**Direction 1**
Using the optimization passes text, decide whether each statement agrees with it: (a) every optimization level runs the same pipeline; (b) the optimizer runs at most two full iterations; (c) division-by-constant replacement runs in every iteration. For each, answer yes or no and quote the deciding words.

**Selected excerpt**

Optimization Passes

LCCC inherits CCC’s full optimizer. All optimization levels (-O0 through -O3, -Os, -Oz) run the same pipeline — by design.

Why One Pipeline?

Having separate optimization tiers creates distinct code paths through the optimizer. Bugs that only appear at -O2 can hide for months if most testing uses -O0. CCC and LCCC prioritize correctness over partial speedups: by always running all passes, every test exercises the full optimizer, and divergences are caught early.

The -O flags still control the __OPTIMIZE__ and __OPTIMIZE_SIZE__ preprocessor macros, which some projects (like the Linux kernel) use for conditional compilation.

Pass Order

The optimizer runs up to three full iterations. Each iteration runs this pipeline:

1.  CFG simplification      — remove dead blocks, thread jump chains, simplify branches
2.  Copy propagation        — replace uses of copies with original values
2a. Division-by-constant    — replace idiv/div with multiply-shift (iter 0 only)
2b. Integer narrowing       — shrink operation widths (e.g. i64 add → i32 add)

**Data for this task**
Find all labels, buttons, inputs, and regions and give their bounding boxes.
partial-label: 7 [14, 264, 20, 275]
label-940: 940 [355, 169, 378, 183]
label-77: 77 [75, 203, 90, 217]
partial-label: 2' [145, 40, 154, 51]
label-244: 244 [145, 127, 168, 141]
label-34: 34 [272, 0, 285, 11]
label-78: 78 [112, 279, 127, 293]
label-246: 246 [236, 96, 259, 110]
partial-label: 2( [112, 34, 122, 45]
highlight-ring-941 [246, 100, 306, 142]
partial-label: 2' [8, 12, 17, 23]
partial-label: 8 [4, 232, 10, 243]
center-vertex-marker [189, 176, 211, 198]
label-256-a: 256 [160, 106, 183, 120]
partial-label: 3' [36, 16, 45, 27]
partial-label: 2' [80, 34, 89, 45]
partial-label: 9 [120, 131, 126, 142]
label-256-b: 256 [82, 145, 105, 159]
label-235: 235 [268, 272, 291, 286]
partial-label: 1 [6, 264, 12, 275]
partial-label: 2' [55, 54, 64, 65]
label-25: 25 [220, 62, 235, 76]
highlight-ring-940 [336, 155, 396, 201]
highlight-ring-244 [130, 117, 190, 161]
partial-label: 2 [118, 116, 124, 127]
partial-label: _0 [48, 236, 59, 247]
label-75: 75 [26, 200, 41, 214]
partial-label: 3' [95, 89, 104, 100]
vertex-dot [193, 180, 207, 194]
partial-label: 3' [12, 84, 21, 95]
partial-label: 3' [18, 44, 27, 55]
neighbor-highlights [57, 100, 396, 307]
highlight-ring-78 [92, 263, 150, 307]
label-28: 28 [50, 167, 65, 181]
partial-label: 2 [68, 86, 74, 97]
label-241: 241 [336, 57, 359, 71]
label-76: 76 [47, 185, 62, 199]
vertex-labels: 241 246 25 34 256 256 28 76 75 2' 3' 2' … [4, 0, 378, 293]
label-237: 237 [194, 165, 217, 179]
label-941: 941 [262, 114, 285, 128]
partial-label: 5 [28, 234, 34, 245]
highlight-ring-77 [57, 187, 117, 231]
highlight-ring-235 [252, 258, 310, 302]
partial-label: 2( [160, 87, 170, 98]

**Direction 2**
Edit the records from their start through the line containing "label-34: 34 [272, 0, 285, 11]", replacing "partial-label" with "fragment-label" and leaving everything else unchanged.

**Task solution 1**
(a) Yes: "All optimization levels (-O0 through -O3, -Os, -Oz) run the same pipeline — by design."
(b) No: "The optimizer runs up to three full iterations."
(c) No: "replace idiv/div with multiply-shift (iter 0 only)"

**Task solution 2**
Find all labels, buttons, inputs, and regions and give their bounding boxes.
fragment-label: 7 [14, 264, 20, 275]
label-940: 940 [355, 169, 378, 183]
label-77: 77 [75, 203, 90, 217]
fragment-label: 2' [145, 40, 154, 51]
label-244: 244 [145, 127, 168, 141]
label-34: 34 [272, 0, 285, 11]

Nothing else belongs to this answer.